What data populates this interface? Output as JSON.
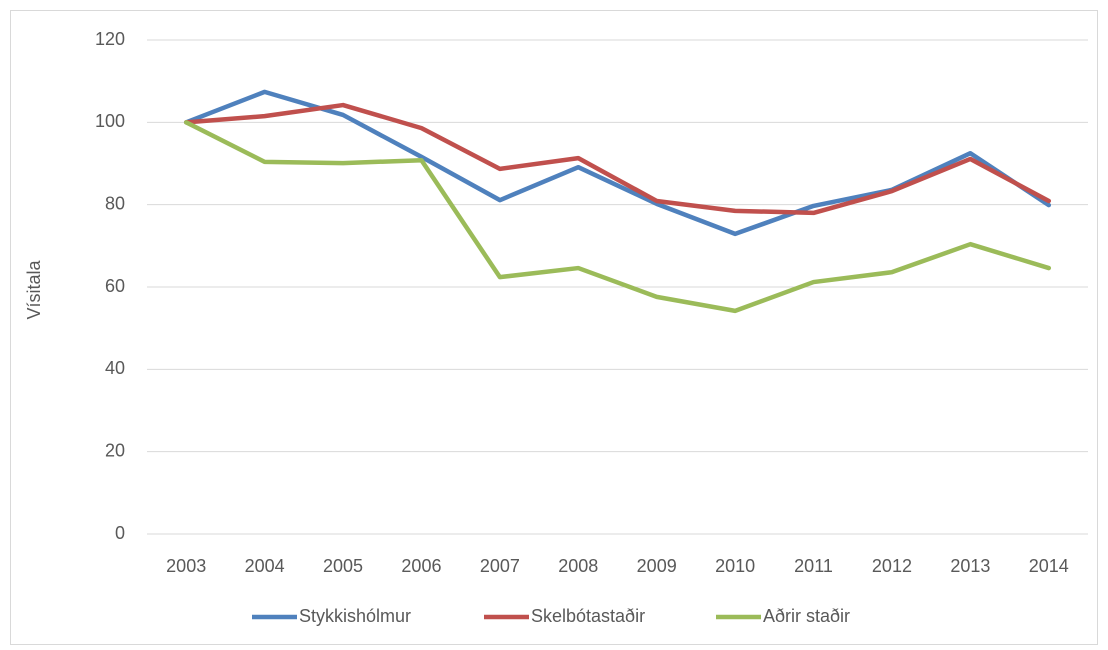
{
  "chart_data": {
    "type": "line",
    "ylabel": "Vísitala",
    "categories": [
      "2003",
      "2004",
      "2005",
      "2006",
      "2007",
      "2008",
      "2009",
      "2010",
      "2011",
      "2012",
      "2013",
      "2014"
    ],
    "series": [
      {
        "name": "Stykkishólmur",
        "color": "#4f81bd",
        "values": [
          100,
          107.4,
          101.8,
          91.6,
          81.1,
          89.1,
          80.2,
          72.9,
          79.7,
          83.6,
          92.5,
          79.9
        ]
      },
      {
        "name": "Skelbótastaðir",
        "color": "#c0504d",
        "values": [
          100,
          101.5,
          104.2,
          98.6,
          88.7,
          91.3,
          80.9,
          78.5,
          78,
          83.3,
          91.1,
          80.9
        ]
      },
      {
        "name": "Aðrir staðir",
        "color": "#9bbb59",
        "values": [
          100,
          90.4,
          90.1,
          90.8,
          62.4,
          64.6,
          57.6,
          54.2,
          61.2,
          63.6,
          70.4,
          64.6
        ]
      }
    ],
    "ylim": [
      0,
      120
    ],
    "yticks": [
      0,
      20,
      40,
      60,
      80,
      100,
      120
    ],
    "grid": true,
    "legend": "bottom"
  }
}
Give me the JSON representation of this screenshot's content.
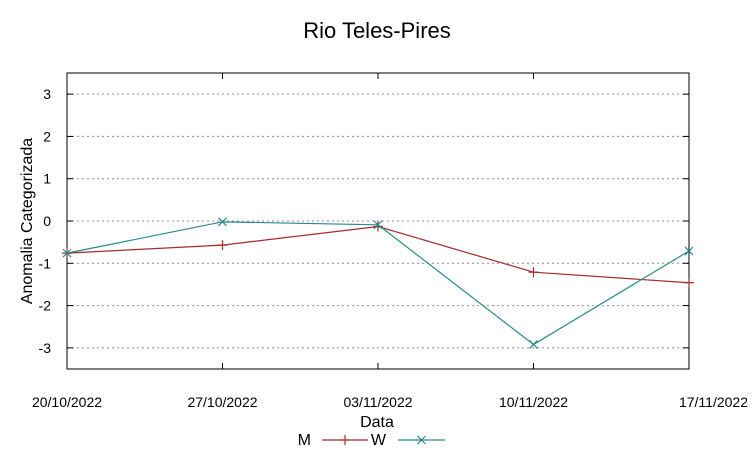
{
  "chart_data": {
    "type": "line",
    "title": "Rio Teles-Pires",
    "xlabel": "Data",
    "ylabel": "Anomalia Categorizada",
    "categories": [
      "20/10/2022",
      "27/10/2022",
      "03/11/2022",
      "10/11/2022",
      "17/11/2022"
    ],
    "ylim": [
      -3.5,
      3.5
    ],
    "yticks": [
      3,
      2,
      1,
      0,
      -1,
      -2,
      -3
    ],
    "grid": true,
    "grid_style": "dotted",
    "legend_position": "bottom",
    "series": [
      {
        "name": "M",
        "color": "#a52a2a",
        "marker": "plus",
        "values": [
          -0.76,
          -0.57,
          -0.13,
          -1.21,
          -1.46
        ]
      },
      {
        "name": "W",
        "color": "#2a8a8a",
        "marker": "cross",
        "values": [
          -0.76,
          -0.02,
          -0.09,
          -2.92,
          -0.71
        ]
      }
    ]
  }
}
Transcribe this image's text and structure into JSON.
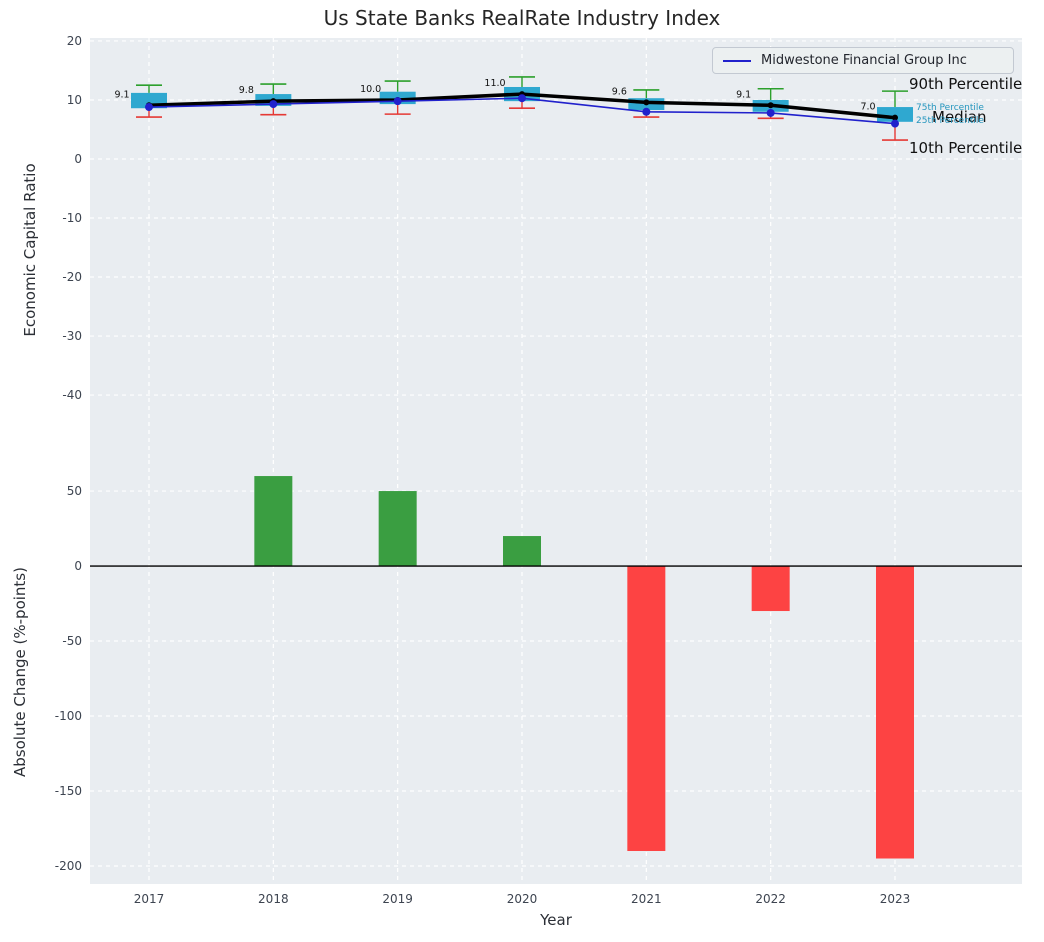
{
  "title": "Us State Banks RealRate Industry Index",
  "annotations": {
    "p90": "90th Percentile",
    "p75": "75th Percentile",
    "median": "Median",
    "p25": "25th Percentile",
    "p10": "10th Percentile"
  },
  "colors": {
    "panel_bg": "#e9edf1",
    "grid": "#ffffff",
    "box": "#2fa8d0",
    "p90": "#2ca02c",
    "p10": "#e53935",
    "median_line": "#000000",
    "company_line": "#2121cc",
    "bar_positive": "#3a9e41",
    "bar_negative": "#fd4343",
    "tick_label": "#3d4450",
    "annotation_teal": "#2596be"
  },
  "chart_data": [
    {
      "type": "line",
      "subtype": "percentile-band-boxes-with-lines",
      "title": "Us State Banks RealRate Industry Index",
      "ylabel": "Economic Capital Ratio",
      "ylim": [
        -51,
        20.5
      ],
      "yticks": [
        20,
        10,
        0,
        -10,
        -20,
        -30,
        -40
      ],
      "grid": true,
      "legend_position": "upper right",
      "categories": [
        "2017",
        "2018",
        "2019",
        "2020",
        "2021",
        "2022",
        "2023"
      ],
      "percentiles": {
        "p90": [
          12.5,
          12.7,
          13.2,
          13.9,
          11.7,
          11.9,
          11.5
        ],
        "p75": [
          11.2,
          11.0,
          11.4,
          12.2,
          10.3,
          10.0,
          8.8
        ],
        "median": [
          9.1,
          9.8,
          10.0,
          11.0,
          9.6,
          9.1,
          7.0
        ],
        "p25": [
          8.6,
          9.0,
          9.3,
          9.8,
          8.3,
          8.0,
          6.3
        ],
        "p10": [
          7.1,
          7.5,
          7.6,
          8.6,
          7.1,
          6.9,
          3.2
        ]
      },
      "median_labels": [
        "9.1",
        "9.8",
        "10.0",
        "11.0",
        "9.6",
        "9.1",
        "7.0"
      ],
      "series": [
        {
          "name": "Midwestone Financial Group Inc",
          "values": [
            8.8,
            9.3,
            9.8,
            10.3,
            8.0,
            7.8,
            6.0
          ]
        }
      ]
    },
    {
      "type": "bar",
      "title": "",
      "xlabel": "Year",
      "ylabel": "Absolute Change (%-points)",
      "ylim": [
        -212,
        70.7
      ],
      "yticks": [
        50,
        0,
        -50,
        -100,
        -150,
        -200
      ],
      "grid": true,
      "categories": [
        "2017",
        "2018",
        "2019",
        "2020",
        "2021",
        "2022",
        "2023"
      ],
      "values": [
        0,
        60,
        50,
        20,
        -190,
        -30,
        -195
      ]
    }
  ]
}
# # # #
* [Task brief] From the records given above, copy all lines containing "JSON".

* [Output]
What data populates this interface? Output as JSON.
Give me the JSON representation of this screenshot's content.
Transcribe this image's text and structure into JSON.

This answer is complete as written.